* Element position data

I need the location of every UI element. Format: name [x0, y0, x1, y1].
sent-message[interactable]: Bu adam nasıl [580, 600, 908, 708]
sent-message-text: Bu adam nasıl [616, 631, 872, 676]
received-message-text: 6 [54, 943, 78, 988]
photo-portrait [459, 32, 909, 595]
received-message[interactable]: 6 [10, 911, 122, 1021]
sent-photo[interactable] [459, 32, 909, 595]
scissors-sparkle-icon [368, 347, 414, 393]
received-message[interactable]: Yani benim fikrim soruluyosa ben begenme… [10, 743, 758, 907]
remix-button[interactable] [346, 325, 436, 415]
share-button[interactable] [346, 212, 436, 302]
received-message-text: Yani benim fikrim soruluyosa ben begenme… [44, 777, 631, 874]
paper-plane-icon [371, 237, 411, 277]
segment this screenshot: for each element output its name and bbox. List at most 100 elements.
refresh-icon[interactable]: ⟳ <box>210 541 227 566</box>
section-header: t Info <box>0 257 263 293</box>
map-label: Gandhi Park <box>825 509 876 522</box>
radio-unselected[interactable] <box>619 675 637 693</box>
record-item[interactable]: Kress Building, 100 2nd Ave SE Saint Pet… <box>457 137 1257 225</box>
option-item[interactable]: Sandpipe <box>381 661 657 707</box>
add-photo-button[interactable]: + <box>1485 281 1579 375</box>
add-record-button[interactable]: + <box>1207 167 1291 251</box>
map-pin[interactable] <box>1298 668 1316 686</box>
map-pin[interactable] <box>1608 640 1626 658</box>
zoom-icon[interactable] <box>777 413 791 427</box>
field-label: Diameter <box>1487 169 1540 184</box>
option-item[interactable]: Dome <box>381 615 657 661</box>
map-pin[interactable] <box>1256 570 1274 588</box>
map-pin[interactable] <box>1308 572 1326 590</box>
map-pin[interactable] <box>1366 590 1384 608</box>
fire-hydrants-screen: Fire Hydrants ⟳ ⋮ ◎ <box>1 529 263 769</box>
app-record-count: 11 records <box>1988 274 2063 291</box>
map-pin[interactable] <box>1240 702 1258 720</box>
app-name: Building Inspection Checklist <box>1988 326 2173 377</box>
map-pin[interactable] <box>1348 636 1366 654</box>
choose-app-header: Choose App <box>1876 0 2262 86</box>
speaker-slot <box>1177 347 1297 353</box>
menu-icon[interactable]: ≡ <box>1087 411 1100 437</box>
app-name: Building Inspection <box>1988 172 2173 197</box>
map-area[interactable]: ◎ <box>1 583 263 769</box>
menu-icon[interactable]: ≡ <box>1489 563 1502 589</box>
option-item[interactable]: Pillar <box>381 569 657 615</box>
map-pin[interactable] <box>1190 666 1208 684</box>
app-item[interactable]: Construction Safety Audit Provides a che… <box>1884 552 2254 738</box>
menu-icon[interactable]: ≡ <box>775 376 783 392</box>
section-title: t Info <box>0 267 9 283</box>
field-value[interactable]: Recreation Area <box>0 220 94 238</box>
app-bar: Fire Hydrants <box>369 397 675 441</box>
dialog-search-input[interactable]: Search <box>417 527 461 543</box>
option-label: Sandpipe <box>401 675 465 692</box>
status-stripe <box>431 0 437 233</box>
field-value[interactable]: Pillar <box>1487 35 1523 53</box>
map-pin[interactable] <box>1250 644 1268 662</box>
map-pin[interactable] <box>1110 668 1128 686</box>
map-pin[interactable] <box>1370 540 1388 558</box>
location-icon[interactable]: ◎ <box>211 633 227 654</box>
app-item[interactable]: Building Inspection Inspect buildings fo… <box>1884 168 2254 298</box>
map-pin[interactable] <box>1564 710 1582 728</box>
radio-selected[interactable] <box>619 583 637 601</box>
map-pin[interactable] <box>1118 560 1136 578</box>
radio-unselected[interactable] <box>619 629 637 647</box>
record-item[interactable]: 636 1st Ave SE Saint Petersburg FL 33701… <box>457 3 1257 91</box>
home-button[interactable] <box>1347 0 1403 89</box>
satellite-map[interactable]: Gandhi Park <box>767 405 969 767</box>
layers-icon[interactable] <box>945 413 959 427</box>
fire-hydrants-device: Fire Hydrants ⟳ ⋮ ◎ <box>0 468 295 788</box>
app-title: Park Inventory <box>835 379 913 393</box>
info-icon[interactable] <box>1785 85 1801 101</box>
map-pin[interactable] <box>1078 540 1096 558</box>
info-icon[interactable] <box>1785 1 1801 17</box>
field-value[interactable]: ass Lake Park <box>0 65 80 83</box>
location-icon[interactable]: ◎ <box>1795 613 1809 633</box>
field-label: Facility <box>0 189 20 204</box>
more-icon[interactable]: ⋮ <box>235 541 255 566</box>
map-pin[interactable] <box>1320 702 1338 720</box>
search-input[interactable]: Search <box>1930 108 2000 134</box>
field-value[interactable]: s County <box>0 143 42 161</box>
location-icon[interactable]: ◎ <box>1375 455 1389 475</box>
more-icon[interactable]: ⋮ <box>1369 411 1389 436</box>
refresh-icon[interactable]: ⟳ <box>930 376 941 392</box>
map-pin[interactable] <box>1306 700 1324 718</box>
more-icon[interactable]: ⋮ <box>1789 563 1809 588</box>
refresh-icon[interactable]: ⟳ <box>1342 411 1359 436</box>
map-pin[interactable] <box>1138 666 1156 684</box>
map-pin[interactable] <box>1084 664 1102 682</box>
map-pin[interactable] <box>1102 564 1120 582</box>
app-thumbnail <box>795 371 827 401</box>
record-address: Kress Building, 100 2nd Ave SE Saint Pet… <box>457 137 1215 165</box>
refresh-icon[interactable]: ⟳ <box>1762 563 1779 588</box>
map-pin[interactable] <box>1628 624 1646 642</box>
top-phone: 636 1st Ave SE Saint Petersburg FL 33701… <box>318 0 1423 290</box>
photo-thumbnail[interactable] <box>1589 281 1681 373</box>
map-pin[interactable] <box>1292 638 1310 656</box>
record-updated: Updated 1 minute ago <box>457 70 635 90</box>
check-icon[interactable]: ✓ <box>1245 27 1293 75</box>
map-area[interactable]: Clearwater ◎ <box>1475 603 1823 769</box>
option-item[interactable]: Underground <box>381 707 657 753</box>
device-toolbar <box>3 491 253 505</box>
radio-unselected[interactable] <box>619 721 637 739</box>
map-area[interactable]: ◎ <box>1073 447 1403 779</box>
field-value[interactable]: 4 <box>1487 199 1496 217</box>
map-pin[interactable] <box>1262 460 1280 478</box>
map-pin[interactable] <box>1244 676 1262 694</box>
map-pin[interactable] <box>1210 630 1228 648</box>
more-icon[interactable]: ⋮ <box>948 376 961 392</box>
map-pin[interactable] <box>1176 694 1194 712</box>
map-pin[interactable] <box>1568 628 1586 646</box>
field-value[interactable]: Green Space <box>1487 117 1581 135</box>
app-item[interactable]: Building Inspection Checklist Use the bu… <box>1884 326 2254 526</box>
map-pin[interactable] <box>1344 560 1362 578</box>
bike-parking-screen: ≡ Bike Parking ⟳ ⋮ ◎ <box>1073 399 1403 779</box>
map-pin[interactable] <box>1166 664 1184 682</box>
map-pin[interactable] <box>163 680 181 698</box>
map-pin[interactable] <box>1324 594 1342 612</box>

* Aim
Please extract every one of the lines above, reproducing each one verbatim.

* Answer to the exercise
I need the location of every UI element. Format: name [x0, y0, x1, y1].
sent-message[interactable]: Bu adam nasıl [580, 600, 908, 708]
sent-message-text: Bu adam nasıl [616, 631, 872, 676]
received-message-text: 6 [54, 943, 78, 988]
photo-portrait [459, 32, 909, 595]
received-message[interactable]: 6 [10, 911, 122, 1021]
sent-photo[interactable] [459, 32, 909, 595]
scissors-sparkle-icon [368, 347, 414, 393]
received-message[interactable]: Yani benim fikrim soruluyosa ben begenme… [10, 743, 758, 907]
remix-button[interactable] [346, 325, 436, 415]
share-button[interactable] [346, 212, 436, 302]
received-message-text: Yani benim fikrim soruluyosa ben begenme… [44, 777, 631, 874]
paper-plane-icon [371, 237, 411, 277]
segment this screenshot: for each element output its name and bbox. List at most 100 elements.
refresh-icon[interactable]: ⟳ <box>210 541 227 566</box>
section-header: t Info <box>0 257 263 293</box>
map-label: Gandhi Park <box>825 509 876 522</box>
radio-unselected[interactable] <box>619 675 637 693</box>
record-item[interactable]: Kress Building, 100 2nd Ave SE Saint Pet… <box>457 137 1257 225</box>
option-item[interactable]: Sandpipe <box>381 661 657 707</box>
add-photo-button[interactable]: + <box>1485 281 1579 375</box>
add-record-button[interactable]: + <box>1207 167 1291 251</box>
map-pin[interactable] <box>1298 668 1316 686</box>
map-pin[interactable] <box>1608 640 1626 658</box>
zoom-icon[interactable] <box>777 413 791 427</box>
field-label: Diameter <box>1487 169 1540 184</box>
option-item[interactable]: Dome <box>381 615 657 661</box>
map-pin[interactable] <box>1256 570 1274 588</box>
map-pin[interactable] <box>1308 572 1326 590</box>
map-pin[interactable] <box>1366 590 1384 608</box>
fire-hydrants-screen: Fire Hydrants ⟳ ⋮ ◎ <box>1 529 263 769</box>
app-record-count: 11 records <box>1988 274 2063 291</box>
map-pin[interactable] <box>1240 702 1258 720</box>
app-name: Building Inspection Checklist <box>1988 326 2173 377</box>
map-pin[interactable] <box>1348 636 1366 654</box>
choose-app-header: Choose App <box>1876 0 2262 86</box>
speaker-slot <box>1177 347 1297 353</box>
menu-icon[interactable]: ≡ <box>1087 411 1100 437</box>
app-name: Building Inspection <box>1988 172 2173 197</box>
map-area[interactable]: ◎ <box>1 583 263 769</box>
menu-icon[interactable]: ≡ <box>1489 563 1502 589</box>
option-item[interactable]: Pillar <box>381 569 657 615</box>
map-pin[interactable] <box>1190 666 1208 684</box>
app-item[interactable]: Construction Safety Audit Provides a che… <box>1884 552 2254 738</box>
menu-icon[interactable]: ≡ <box>775 376 783 392</box>
section-title: t Info <box>0 267 9 283</box>
field-value[interactable]: Recreation Area <box>0 220 94 238</box>
app-bar: Fire Hydrants <box>369 397 675 441</box>
dialog-search-input[interactable]: Search <box>417 527 461 543</box>
option-label: Sandpipe <box>401 675 465 692</box>
status-stripe <box>431 0 437 233</box>
field-value[interactable]: Pillar <box>1487 35 1523 53</box>
map-pin[interactable] <box>1250 644 1268 662</box>
map-pin[interactable] <box>1110 668 1128 686</box>
map-pin[interactable] <box>1370 540 1388 558</box>
location-icon[interactable]: ◎ <box>211 633 227 654</box>
app-item[interactable]: Building Inspection Inspect buildings fo… <box>1884 168 2254 298</box>
map-pin[interactable] <box>1564 710 1582 728</box>
radio-selected[interactable] <box>619 583 637 601</box>
map-pin[interactable] <box>1118 560 1136 578</box>
radio-unselected[interactable] <box>619 629 637 647</box>
record-item[interactable]: 636 1st Ave SE Saint Petersburg FL 33701… <box>457 3 1257 91</box>
home-button[interactable] <box>1347 0 1403 89</box>
satellite-map[interactable]: Gandhi Park <box>767 405 969 767</box>
layers-icon[interactable] <box>945 413 959 427</box>
fire-hydrants-device: Fire Hydrants ⟳ ⋮ ◎ <box>0 468 295 788</box>
app-title: Park Inventory <box>835 379 913 393</box>
info-icon[interactable] <box>1785 85 1801 101</box>
map-pin[interactable] <box>1078 540 1096 558</box>
info-icon[interactable] <box>1785 1 1801 17</box>
field-value[interactable]: ass Lake Park <box>0 65 80 83</box>
location-icon[interactable]: ◎ <box>1795 613 1809 633</box>
field-label: Facility <box>0 189 20 204</box>
more-icon[interactable]: ⋮ <box>235 541 255 566</box>
map-pin[interactable] <box>1320 702 1338 720</box>
search-input[interactable]: Search <box>1930 108 2000 134</box>
field-value[interactable]: s County <box>0 143 42 161</box>
location-icon[interactable]: ◎ <box>1375 455 1389 475</box>
more-icon[interactable]: ⋮ <box>1369 411 1389 436</box>
refresh-icon[interactable]: ⟳ <box>930 376 941 392</box>
map-pin[interactable] <box>1306 700 1324 718</box>
more-icon[interactable]: ⋮ <box>1789 563 1809 588</box>
refresh-icon[interactable]: ⟳ <box>1342 411 1359 436</box>
map-pin[interactable] <box>1138 666 1156 684</box>
map-pin[interactable] <box>1084 664 1102 682</box>
map-pin[interactable] <box>1102 564 1120 582</box>
app-thumbnail <box>795 371 827 401</box>
record-address: Kress Building, 100 2nd Ave SE Saint Pet… <box>457 137 1215 165</box>
refresh-icon[interactable]: ⟳ <box>1762 563 1779 588</box>
map-pin[interactable] <box>1628 624 1646 642</box>
top-phone: 636 1st Ave SE Saint Petersburg FL 33701… <box>318 0 1423 290</box>
photo-thumbnail[interactable] <box>1589 281 1681 373</box>
map-pin[interactable] <box>1292 638 1310 656</box>
record-updated: Updated 1 minute ago <box>457 70 635 90</box>
check-icon[interactable]: ✓ <box>1245 27 1293 75</box>
map-area[interactable]: Clearwater ◎ <box>1475 603 1823 769</box>
option-item[interactable]: Underground <box>381 707 657 753</box>
device-toolbar <box>3 491 253 505</box>
radio-unselected[interactable] <box>619 721 637 739</box>
map-area[interactable]: ◎ <box>1073 447 1403 779</box>
field-value[interactable]: 4 <box>1487 199 1496 217</box>
map-pin[interactable] <box>1262 460 1280 478</box>
map-pin[interactable] <box>1244 676 1262 694</box>
map-pin[interactable] <box>1210 630 1228 648</box>
more-icon[interactable]: ⋮ <box>948 376 961 392</box>
map-pin[interactable] <box>1176 694 1194 712</box>
map-pin[interactable] <box>1568 628 1586 646</box>
field-value[interactable]: Green Space <box>1487 117 1581 135</box>
app-item[interactable]: Building Inspection Checklist Use the bu… <box>1884 326 2254 526</box>
map-pin[interactable] <box>1344 560 1362 578</box>
bike-parking-screen: ≡ Bike Parking ⟳ ⋮ ◎ <box>1073 399 1403 779</box>
map-pin[interactable] <box>1166 664 1184 682</box>
map-pin[interactable] <box>163 680 181 698</box>
map-pin[interactable] <box>1324 594 1342 612</box>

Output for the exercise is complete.